What you need to do: Below are some records. How many of their lines contain the string "data"? Give the number only.

══ Record excerpts ══

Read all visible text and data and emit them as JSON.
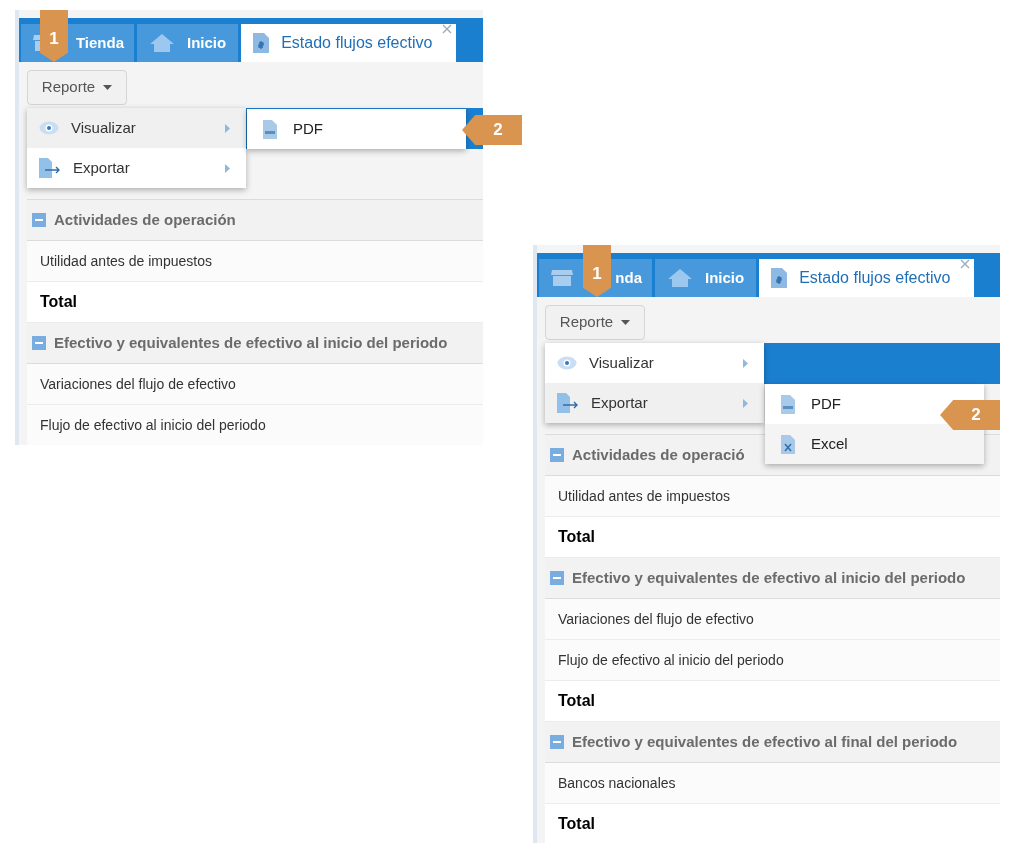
{
  "panels": [
    {
      "tabs": [
        {
          "label": "Tienda",
          "selected": false
        },
        {
          "label": "Inicio",
          "selected": false
        },
        {
          "label": "Estado flujos efectivo",
          "selected": true
        }
      ],
      "report_button": "Reporte",
      "menu": [
        {
          "label": "Visualizar",
          "selected": true,
          "submenu": [
            {
              "label": "PDF"
            }
          ]
        },
        {
          "label": "Exportar",
          "selected": false
        }
      ],
      "rows": [
        {
          "kind": "header",
          "label": "Actividades de operación"
        },
        {
          "kind": "item",
          "label": "Utilidad antes de impuestos"
        },
        {
          "kind": "total",
          "label": "Total"
        },
        {
          "kind": "header",
          "label": "Efectivo y equivalentes de efectivo al inicio del periodo"
        },
        {
          "kind": "item",
          "label": "Variaciones del flujo de efectivo"
        },
        {
          "kind": "item",
          "label": "Flujo de efectivo al inicio del periodo"
        }
      ],
      "callouts": [
        "1",
        "2"
      ]
    },
    {
      "tabs": [
        {
          "label": "nda",
          "selected": false
        },
        {
          "label": "Inicio",
          "selected": false
        },
        {
          "label": "Estado flujos efectivo",
          "selected": true
        }
      ],
      "report_button": "Reporte",
      "menu": [
        {
          "label": "Visualizar",
          "selected": false
        },
        {
          "label": "Exportar",
          "selected": true,
          "submenu": [
            {
              "label": "PDF"
            },
            {
              "label": "Excel"
            }
          ]
        }
      ],
      "rows": [
        {
          "kind": "header",
          "label": "Actividades de operació"
        },
        {
          "kind": "item",
          "label": "Utilidad antes de impuestos"
        },
        {
          "kind": "total",
          "label": "Total"
        },
        {
          "kind": "header",
          "label": "Efectivo y equivalentes de efectivo al inicio del periodo"
        },
        {
          "kind": "item",
          "label": "Variaciones del flujo de efectivo"
        },
        {
          "kind": "item",
          "label": "Flujo de efectivo al inicio del periodo"
        },
        {
          "kind": "total",
          "label": "Total"
        },
        {
          "kind": "header",
          "label": "Efectivo y equivalentes de efectivo al final del periodo"
        },
        {
          "kind": "item",
          "label": "Bancos nacionales"
        },
        {
          "kind": "total",
          "label": "Total"
        }
      ],
      "callouts": [
        "1",
        "2"
      ]
    }
  ]
}
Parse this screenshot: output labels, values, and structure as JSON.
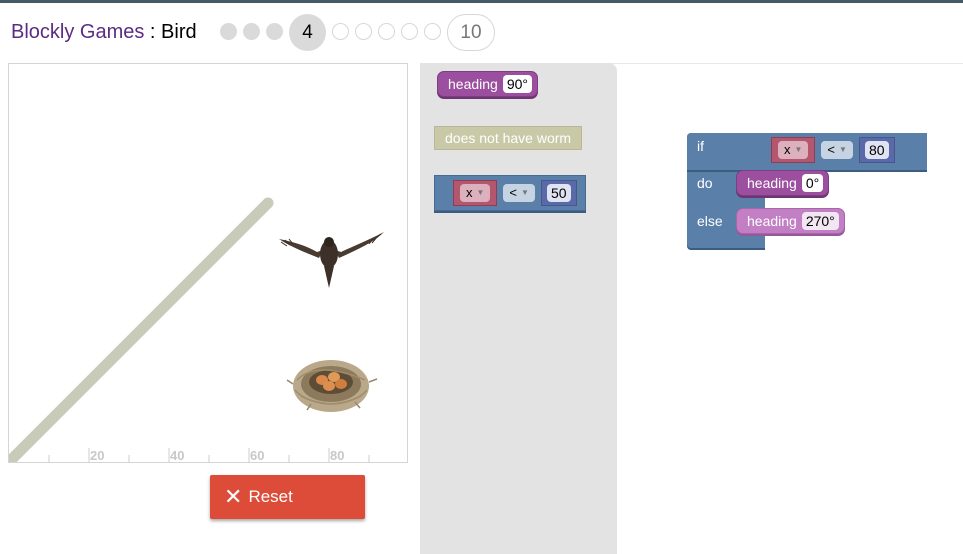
{
  "header": {
    "app_name": "Blockly Games",
    "separator": " : ",
    "game_name": "Bird",
    "levels": [
      {
        "label": "",
        "state": "done"
      },
      {
        "label": "",
        "state": "done"
      },
      {
        "label": "",
        "state": "done"
      },
      {
        "label": "4",
        "state": "current"
      },
      {
        "label": "",
        "state": "empty"
      },
      {
        "label": "",
        "state": "empty"
      },
      {
        "label": "",
        "state": "empty"
      },
      {
        "label": "",
        "state": "empty"
      },
      {
        "label": "",
        "state": "empty"
      },
      {
        "label": "10",
        "state": "last"
      }
    ]
  },
  "visualization": {
    "axis_ticks": [
      "20",
      "40",
      "60",
      "80"
    ],
    "wall_color": "#c7cbb8",
    "bird_icon": "bird-icon",
    "nest_icon": "nest-with-eggs-icon"
  },
  "reset_button": {
    "icon": "close-icon",
    "label": "Reset",
    "color": "#dd4b39"
  },
  "toolbox": {
    "heading_block": {
      "label": "heading",
      "value": "90°"
    },
    "worm_block": {
      "label": "does not have worm"
    },
    "compare_block": {
      "variable": "x",
      "operator": "<",
      "value": "50"
    }
  },
  "workspace": {
    "if_block": {
      "if_label": "if",
      "do_label": "do",
      "else_label": "else",
      "condition": {
        "variable": "x",
        "operator": "<",
        "value": "80"
      },
      "do_heading": {
        "label": "heading",
        "value": "0°"
      },
      "else_heading": {
        "label": "heading",
        "value": "270°"
      }
    }
  }
}
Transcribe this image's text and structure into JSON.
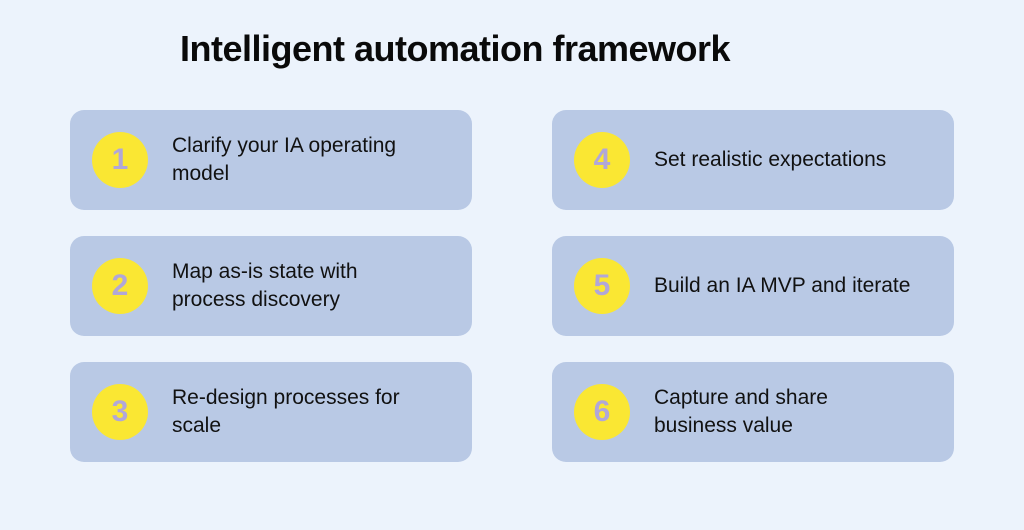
{
  "title": "Intelligent automation framework",
  "steps": [
    {
      "num": "1",
      "text": "Clarify your IA operating model"
    },
    {
      "num": "2",
      "text": "Map as-is state with process discovery"
    },
    {
      "num": "3",
      "text": "Re-design processes for scale"
    },
    {
      "num": "4",
      "text": "Set realistic expectations"
    },
    {
      "num": "5",
      "text": "Build an IA MVP and iterate"
    },
    {
      "num": "6",
      "text": "Capture and share business value"
    }
  ]
}
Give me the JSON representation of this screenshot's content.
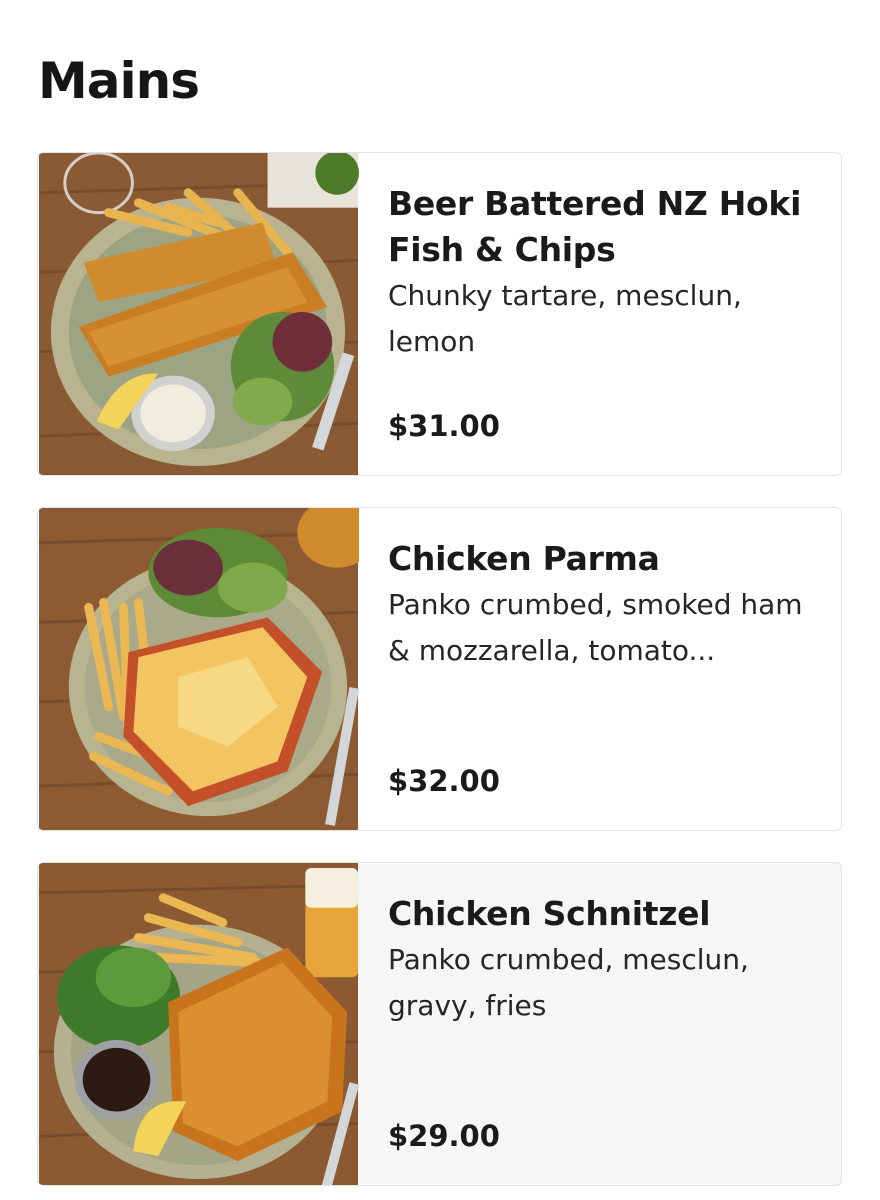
{
  "section": {
    "title": "Mains"
  },
  "items": [
    {
      "name": "Beer Battered NZ Hoki Fish & Chips",
      "description": "Chunky tartare, mesclun, lemon",
      "price": "$31.00"
    },
    {
      "name": "Chicken Parma",
      "description": "Panko crumbed, smoked ham & mozzarella, tomato...",
      "price": "$32.00"
    },
    {
      "name": "Chicken Schnitzel",
      "description": "Panko crumbed, mesclun, gravy, fries",
      "price": "$29.00"
    }
  ]
}
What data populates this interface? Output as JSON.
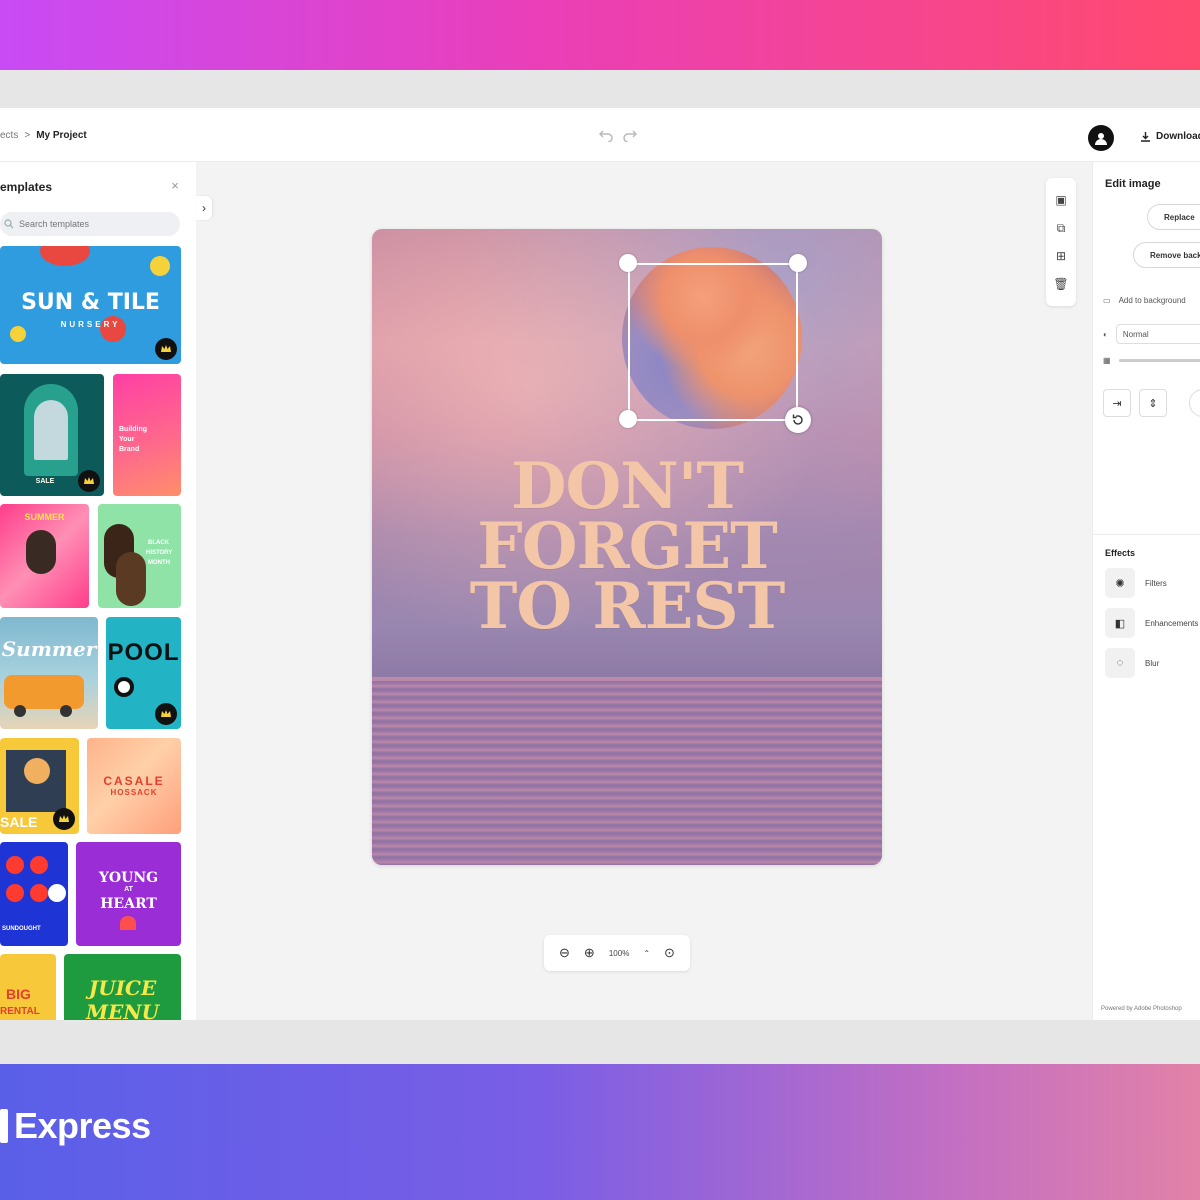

═══

Answer for this exercise: 2